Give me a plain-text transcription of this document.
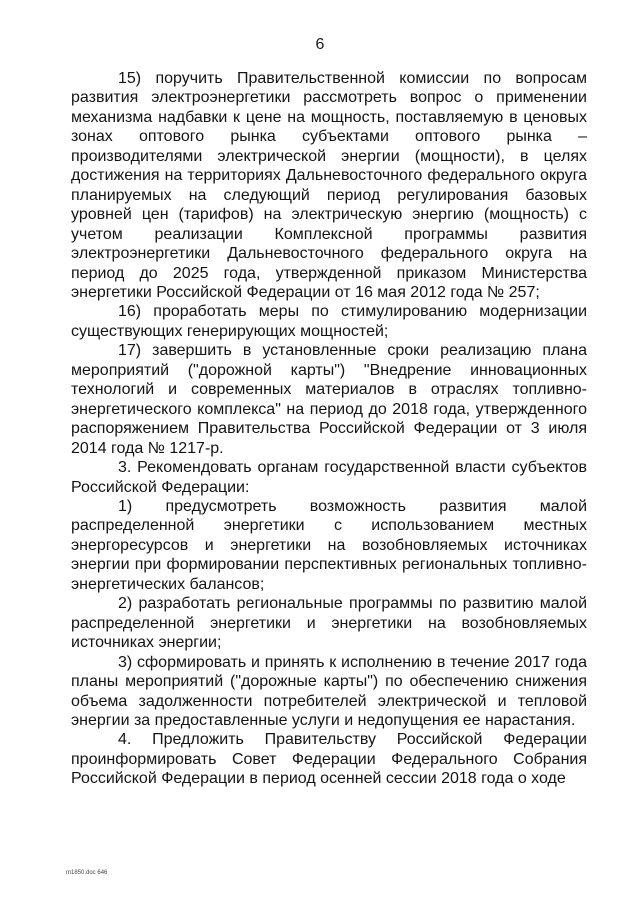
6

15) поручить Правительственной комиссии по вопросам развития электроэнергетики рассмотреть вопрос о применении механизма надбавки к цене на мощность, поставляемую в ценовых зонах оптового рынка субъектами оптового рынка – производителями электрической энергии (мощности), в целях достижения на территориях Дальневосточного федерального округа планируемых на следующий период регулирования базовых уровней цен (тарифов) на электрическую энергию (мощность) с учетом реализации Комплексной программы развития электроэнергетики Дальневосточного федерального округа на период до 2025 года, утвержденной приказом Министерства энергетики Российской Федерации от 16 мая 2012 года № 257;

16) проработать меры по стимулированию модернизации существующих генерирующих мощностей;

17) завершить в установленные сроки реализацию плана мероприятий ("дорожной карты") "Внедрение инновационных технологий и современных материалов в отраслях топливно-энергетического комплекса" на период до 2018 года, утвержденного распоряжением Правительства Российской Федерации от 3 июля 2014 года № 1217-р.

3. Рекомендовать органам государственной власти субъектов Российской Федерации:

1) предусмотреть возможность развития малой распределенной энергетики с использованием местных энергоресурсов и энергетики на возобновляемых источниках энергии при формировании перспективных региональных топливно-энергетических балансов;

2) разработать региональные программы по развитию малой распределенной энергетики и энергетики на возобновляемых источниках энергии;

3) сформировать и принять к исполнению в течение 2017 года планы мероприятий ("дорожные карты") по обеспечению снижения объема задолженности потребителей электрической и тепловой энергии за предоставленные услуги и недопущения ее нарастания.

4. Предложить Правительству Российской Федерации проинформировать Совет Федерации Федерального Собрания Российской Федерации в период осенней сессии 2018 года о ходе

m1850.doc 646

EXERCISE DESCRIPTION: With the pictures omitted, reproduce the records in full and exactly.

RESULT BELOW:
Give me a plain-text transcription of this document.
6

15) поручить Правительственной комиссии по вопросам развития электроэнергетики рассмотреть вопрос о применении механизма надбавки к цене на мощность, поставляемую в ценовых зонах оптового рынка субъектами оптового рынка – производителями электрической энергии (мощности), в целях достижения на территориях Дальневосточного федерального округа планируемых на следующий период регулирования базовых уровней цен (тарифов) на электрическую энергию (мощность) с учетом реализации Комплексной программы развития электроэнергетики Дальневосточного федерального округа на период до 2025 года, утвержденной приказом Министерства энергетики Российской Федерации от 16 мая 2012 года № 257;

16) проработать меры по стимулированию модернизации существующих генерирующих мощностей;

17) завершить в установленные сроки реализацию плана мероприятий ("дорожной карты") "Внедрение инновационных технологий и современных материалов в отраслях топливно-энергетического комплекса" на период до 2018 года, утвержденного распоряжением Правительства Российской Федерации от 3 июля 2014 года № 1217-р.

3. Рекомендовать органам государственной власти субъектов Российской Федерации:

1) предусмотреть возможность развития малой распределенной энергетики с использованием местных энергоресурсов и энергетики на возобновляемых источниках энергии при формировании перспективных региональных топливно-энергетических балансов;

2) разработать региональные программы по развитию малой распределенной энергетики и энергетики на возобновляемых источниках энергии;

3) сформировать и принять к исполнению в течение 2017 года планы мероприятий ("дорожные карты") по обеспечению снижения объема задолженности потребителей электрической и тепловой энергии за предоставленные услуги и недопущения ее нарастания.

4. Предложить Правительству Российской Федерации проинформировать Совет Федерации Федерального Собрания Российской Федерации в период осенней сессии 2018 года о ходе

m1850.doc 646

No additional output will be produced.